(Recorded data)
#####

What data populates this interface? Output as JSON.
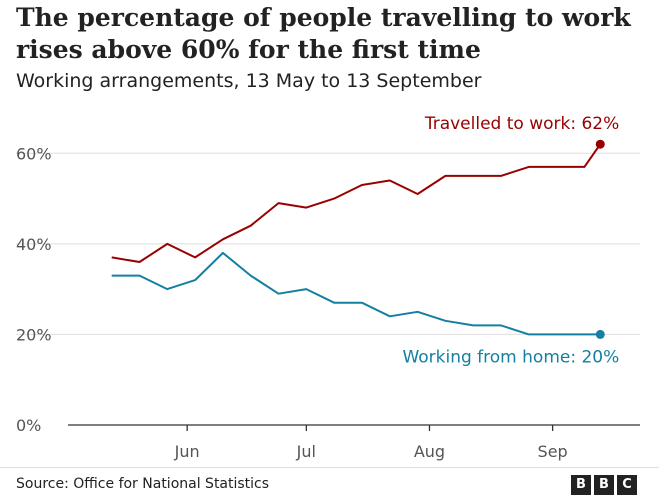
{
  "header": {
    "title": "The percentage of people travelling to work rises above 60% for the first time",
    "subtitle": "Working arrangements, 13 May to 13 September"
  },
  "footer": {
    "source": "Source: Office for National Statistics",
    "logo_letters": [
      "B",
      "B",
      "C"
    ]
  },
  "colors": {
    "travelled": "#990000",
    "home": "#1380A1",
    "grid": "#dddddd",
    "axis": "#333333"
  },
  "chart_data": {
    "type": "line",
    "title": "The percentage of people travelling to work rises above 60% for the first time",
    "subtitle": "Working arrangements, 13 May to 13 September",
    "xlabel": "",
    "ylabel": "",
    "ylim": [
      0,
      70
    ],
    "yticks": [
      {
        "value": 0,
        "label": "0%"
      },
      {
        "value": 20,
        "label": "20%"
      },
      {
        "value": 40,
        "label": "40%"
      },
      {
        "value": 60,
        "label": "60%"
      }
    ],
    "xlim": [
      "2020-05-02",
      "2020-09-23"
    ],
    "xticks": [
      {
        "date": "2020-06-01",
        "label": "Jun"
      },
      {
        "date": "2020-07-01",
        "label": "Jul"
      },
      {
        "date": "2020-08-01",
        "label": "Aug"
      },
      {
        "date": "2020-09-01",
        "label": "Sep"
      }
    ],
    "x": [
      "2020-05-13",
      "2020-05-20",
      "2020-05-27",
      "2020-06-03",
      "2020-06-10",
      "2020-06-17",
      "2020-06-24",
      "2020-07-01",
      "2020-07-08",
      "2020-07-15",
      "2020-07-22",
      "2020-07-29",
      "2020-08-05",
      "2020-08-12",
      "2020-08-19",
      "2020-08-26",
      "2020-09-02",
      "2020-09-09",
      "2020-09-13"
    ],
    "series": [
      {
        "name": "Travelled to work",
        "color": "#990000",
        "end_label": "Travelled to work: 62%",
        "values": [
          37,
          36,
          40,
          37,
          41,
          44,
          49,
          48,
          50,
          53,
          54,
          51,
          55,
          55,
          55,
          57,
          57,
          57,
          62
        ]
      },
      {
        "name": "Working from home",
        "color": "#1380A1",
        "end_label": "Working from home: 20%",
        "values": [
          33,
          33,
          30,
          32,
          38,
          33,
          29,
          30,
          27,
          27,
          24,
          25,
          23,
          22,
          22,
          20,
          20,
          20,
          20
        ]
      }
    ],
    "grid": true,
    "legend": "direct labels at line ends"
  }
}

#####

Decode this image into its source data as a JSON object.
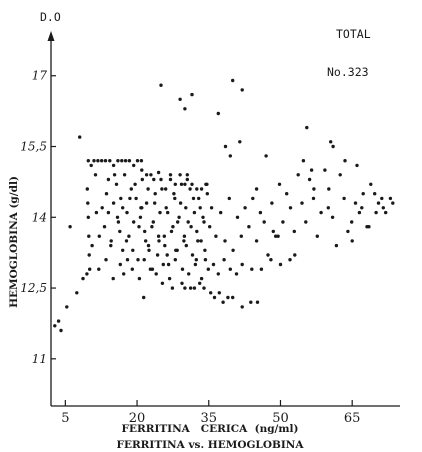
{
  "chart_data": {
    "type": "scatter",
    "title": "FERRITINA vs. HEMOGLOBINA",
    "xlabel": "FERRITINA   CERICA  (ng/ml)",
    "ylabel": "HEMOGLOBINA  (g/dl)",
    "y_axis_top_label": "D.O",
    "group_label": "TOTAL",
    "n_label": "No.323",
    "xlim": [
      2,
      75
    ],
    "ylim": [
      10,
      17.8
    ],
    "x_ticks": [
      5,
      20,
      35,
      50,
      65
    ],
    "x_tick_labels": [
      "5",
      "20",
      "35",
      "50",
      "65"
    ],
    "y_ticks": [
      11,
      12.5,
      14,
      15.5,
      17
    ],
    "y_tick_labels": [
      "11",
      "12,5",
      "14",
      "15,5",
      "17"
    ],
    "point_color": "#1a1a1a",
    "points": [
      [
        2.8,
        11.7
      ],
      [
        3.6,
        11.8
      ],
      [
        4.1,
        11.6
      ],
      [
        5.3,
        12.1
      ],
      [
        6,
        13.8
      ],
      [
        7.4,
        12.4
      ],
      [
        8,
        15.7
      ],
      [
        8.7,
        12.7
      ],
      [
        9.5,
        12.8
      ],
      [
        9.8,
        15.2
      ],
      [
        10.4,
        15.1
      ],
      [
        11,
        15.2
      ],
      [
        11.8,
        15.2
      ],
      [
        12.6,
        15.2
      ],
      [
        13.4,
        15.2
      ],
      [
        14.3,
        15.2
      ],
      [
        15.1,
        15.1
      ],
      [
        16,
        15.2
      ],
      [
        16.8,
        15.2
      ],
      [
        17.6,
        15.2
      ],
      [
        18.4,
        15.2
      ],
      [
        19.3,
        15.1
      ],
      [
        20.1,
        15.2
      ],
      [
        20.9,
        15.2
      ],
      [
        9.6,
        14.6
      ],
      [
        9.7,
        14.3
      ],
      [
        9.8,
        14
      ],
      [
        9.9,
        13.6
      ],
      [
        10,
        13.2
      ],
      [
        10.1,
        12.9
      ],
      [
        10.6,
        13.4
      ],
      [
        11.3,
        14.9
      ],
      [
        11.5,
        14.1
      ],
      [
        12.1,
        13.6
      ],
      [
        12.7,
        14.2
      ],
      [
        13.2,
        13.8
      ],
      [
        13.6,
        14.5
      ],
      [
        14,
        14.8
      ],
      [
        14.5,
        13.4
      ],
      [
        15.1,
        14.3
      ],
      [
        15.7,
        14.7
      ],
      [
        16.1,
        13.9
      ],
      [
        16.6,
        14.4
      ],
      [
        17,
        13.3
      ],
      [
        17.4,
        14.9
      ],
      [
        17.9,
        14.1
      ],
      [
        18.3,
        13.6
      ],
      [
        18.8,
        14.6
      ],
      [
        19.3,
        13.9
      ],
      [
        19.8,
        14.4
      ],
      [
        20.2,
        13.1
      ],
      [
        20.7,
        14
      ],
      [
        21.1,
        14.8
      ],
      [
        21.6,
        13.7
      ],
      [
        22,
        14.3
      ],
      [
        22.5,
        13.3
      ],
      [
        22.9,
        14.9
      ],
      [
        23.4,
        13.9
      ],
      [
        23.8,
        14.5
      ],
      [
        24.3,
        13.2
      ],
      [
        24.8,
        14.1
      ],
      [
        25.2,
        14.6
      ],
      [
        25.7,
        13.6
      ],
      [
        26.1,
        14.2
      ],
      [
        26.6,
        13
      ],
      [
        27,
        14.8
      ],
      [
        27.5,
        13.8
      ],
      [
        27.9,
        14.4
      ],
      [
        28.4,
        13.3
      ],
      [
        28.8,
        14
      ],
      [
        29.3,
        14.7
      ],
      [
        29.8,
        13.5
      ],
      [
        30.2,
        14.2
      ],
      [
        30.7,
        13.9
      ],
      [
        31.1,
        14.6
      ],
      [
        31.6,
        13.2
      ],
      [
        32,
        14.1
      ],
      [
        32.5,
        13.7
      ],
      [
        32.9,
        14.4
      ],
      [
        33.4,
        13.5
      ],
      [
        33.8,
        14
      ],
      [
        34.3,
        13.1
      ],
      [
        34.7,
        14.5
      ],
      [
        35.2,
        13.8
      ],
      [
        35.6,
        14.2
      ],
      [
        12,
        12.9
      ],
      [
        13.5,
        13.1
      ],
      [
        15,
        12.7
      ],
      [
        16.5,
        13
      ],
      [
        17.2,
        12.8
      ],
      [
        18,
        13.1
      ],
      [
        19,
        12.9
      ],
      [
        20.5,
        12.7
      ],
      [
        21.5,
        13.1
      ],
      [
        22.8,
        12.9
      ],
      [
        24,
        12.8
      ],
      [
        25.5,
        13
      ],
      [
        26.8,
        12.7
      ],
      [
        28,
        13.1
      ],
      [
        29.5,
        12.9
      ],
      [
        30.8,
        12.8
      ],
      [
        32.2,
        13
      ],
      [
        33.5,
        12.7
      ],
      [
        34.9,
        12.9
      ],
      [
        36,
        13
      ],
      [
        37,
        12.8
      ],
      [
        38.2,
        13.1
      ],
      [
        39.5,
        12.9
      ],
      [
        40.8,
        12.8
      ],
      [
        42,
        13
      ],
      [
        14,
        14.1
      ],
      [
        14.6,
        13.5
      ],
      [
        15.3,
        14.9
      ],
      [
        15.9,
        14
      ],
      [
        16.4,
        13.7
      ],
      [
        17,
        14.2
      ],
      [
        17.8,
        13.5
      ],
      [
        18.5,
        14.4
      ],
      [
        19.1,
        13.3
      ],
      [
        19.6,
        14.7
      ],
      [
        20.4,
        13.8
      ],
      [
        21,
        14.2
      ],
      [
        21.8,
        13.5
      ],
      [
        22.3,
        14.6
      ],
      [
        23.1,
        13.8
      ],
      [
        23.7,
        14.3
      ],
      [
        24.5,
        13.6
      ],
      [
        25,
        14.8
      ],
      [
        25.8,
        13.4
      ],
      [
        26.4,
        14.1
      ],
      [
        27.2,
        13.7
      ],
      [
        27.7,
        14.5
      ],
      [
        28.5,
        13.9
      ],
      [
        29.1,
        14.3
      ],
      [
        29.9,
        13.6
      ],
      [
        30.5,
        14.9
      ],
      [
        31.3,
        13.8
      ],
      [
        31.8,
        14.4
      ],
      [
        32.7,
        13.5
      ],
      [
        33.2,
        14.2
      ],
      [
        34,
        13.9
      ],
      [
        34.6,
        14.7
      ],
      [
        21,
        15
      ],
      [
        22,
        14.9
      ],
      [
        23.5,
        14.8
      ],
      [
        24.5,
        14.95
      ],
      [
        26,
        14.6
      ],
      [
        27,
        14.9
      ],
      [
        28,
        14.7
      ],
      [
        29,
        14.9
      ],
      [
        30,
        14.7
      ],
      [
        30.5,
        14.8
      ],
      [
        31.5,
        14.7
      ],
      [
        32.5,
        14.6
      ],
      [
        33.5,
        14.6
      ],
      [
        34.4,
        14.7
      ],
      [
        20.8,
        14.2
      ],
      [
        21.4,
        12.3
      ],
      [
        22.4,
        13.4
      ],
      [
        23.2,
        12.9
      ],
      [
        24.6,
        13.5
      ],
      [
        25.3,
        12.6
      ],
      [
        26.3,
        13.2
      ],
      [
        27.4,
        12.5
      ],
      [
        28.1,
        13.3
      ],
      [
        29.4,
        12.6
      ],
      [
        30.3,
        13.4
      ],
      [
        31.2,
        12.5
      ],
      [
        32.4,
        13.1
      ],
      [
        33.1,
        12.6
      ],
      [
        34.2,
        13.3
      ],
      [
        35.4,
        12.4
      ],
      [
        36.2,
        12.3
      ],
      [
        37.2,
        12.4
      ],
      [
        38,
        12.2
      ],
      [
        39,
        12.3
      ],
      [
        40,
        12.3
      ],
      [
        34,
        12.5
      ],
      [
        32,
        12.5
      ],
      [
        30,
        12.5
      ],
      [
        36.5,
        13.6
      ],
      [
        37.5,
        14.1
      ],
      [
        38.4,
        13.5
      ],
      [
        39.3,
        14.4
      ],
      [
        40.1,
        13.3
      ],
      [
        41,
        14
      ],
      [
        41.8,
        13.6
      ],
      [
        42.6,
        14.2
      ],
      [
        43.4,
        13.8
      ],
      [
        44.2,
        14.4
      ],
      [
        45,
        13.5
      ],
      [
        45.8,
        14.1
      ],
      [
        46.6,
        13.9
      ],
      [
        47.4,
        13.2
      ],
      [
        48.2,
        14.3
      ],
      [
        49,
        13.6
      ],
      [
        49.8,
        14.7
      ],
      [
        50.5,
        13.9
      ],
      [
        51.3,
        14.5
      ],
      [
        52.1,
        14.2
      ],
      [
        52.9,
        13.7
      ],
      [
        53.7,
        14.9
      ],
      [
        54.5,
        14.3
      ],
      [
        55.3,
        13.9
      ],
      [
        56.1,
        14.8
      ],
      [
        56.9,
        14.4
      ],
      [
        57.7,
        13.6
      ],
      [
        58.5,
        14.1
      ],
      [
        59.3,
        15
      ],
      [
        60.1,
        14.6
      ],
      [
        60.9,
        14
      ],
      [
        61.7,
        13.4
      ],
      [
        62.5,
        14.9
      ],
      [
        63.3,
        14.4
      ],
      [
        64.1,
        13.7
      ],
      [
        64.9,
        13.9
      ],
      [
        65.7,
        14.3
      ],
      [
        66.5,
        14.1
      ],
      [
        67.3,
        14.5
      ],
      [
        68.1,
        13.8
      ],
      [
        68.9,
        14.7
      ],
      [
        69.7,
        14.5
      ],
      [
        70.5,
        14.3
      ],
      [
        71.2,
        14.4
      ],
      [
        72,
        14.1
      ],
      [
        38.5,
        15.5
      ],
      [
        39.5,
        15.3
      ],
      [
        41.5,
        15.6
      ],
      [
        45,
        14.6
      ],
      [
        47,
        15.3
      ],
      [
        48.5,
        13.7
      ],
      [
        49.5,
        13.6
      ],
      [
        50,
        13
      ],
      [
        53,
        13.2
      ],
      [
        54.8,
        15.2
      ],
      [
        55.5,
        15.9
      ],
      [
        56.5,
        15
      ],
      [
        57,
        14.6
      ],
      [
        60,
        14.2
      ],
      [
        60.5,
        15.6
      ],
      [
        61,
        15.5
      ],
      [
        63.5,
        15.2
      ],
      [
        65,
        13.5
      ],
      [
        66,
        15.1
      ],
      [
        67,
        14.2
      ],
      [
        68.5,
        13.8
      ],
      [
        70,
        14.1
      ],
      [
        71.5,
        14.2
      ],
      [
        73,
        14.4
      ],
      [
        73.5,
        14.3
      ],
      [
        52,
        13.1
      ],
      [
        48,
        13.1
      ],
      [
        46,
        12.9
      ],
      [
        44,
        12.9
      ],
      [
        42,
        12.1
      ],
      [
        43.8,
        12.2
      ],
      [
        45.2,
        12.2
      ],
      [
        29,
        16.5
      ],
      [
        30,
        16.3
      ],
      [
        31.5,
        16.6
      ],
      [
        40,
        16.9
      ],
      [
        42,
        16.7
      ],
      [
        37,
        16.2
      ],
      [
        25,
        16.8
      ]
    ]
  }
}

#####

Written request: From the entries, report each line that includes the word "JSON".

Result of the task:
What data populates this interface? Output as JSON.
Decode this image into its source data as a JSON object.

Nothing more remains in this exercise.